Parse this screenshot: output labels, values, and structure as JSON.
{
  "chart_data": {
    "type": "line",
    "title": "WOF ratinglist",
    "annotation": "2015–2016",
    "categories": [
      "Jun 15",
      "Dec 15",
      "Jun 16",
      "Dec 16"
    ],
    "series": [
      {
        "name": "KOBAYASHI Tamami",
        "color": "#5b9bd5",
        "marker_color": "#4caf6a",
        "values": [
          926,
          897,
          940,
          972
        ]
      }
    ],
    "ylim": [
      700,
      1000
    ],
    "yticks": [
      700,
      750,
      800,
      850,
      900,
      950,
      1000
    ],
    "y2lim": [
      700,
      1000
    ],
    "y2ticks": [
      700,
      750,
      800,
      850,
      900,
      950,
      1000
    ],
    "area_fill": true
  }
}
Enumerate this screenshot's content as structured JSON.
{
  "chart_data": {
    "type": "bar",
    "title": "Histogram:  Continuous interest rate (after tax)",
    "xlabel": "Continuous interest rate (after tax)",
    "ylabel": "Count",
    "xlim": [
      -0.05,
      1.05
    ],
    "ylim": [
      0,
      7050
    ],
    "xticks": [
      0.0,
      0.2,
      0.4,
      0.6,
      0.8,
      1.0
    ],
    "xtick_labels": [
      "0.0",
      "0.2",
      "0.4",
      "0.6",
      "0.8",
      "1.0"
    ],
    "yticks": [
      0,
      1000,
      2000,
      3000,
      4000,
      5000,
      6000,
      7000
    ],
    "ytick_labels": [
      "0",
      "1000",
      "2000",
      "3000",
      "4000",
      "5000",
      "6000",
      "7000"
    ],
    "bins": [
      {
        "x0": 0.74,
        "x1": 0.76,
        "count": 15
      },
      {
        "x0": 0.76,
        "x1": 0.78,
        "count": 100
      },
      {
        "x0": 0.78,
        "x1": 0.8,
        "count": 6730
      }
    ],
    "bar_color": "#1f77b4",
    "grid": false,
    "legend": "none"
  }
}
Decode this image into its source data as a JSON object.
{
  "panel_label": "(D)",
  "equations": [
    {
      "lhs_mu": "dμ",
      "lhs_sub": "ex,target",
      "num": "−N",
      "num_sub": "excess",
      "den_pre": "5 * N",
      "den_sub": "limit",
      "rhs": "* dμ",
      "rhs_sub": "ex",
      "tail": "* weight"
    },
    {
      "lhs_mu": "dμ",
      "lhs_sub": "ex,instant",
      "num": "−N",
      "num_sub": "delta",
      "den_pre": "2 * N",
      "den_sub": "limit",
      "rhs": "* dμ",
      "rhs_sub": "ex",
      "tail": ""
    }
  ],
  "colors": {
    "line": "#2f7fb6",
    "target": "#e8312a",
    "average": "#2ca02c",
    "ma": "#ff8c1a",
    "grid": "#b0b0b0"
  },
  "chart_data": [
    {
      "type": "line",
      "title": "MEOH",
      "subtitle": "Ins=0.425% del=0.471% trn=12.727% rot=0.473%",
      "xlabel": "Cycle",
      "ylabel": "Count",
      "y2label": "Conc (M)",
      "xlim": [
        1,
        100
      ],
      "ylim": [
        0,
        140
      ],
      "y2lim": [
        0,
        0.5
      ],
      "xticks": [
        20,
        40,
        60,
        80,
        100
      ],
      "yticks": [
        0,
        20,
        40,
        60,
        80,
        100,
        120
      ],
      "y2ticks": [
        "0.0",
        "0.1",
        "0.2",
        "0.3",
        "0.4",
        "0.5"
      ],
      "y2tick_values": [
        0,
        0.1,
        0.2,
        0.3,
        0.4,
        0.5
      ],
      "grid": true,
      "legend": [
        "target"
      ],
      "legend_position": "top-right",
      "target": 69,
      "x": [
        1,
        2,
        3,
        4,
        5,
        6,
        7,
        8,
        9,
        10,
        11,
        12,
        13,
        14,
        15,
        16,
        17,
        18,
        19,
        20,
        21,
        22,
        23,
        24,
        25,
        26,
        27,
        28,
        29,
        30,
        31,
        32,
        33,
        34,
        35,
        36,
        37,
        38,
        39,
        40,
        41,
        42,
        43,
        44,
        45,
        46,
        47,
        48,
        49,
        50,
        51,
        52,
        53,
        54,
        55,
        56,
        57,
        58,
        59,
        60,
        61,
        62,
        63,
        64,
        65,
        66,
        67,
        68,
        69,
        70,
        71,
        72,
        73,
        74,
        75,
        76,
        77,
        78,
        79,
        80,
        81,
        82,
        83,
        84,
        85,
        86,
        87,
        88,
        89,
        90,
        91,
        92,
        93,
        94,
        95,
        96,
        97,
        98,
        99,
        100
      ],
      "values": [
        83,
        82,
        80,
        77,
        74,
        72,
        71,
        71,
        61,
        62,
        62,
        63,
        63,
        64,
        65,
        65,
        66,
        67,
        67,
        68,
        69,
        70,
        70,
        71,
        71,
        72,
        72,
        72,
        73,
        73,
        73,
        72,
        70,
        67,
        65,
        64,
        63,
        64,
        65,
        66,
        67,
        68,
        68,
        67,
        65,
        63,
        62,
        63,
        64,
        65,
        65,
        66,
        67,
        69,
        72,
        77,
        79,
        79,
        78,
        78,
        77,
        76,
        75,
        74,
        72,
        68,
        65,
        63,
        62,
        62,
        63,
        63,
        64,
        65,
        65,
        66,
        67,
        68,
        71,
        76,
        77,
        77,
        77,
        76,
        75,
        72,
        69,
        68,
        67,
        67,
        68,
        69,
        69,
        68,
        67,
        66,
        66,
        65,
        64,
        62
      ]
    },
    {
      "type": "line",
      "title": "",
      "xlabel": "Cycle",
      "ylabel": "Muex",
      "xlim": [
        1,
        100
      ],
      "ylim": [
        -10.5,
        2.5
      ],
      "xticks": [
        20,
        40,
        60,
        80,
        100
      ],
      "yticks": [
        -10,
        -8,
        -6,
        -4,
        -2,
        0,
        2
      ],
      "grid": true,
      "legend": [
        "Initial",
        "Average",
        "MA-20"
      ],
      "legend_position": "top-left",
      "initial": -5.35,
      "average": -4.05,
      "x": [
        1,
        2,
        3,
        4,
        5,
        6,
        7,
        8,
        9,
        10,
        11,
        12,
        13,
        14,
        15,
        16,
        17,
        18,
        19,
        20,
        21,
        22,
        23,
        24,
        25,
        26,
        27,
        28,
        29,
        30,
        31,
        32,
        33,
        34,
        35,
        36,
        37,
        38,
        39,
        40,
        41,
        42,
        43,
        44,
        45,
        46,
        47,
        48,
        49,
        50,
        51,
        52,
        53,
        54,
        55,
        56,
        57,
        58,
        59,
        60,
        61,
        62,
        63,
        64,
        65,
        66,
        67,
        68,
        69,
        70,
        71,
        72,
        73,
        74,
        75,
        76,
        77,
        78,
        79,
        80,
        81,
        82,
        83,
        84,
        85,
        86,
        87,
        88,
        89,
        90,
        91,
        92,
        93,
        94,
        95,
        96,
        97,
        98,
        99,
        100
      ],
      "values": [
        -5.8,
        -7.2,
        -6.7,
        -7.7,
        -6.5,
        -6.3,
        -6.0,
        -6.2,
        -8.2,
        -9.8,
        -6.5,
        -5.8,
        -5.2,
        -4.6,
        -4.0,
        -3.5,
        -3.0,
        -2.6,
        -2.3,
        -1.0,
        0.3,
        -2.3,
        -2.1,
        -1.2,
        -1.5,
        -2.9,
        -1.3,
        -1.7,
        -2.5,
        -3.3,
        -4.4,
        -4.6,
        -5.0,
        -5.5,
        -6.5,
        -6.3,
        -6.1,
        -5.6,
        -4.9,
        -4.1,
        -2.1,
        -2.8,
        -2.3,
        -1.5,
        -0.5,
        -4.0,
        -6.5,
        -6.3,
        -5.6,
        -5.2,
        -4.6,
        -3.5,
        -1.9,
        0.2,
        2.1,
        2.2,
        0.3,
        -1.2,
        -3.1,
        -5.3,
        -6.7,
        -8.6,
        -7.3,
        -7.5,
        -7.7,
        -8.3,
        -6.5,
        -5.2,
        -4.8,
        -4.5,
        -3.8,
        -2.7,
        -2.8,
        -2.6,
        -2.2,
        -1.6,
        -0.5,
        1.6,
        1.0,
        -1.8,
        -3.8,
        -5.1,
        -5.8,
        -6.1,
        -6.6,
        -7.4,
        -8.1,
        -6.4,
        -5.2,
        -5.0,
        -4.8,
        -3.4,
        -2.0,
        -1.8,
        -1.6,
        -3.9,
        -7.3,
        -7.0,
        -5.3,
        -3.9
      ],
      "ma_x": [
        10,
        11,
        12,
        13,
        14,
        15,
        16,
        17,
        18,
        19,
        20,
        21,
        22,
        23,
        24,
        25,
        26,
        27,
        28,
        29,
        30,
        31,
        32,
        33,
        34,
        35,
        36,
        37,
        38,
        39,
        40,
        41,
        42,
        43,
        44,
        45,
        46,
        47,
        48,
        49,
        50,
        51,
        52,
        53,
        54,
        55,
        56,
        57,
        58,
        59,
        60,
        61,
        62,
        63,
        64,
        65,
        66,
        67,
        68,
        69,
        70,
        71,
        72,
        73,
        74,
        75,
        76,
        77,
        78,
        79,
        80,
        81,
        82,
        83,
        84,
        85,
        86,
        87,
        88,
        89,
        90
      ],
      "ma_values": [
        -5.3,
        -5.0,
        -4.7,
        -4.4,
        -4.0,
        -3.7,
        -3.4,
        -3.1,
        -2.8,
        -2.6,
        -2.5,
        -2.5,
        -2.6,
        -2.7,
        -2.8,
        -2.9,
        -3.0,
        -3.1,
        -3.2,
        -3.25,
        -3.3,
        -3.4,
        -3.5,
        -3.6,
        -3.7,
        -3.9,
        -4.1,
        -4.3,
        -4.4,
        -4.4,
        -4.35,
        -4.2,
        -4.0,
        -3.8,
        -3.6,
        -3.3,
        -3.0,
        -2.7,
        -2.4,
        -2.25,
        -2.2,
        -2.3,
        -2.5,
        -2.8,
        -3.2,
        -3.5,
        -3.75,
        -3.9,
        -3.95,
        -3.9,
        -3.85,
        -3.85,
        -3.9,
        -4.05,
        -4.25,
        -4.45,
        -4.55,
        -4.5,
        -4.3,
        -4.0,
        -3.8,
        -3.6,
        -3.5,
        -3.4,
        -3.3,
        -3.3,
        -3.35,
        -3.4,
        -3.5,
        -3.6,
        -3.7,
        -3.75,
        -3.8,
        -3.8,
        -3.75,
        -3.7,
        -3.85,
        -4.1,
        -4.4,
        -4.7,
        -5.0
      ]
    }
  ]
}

# # # #

■ **Given task**
Across the records, how many lines contain "JSON"? Only the number should be given.

■ **The result**
3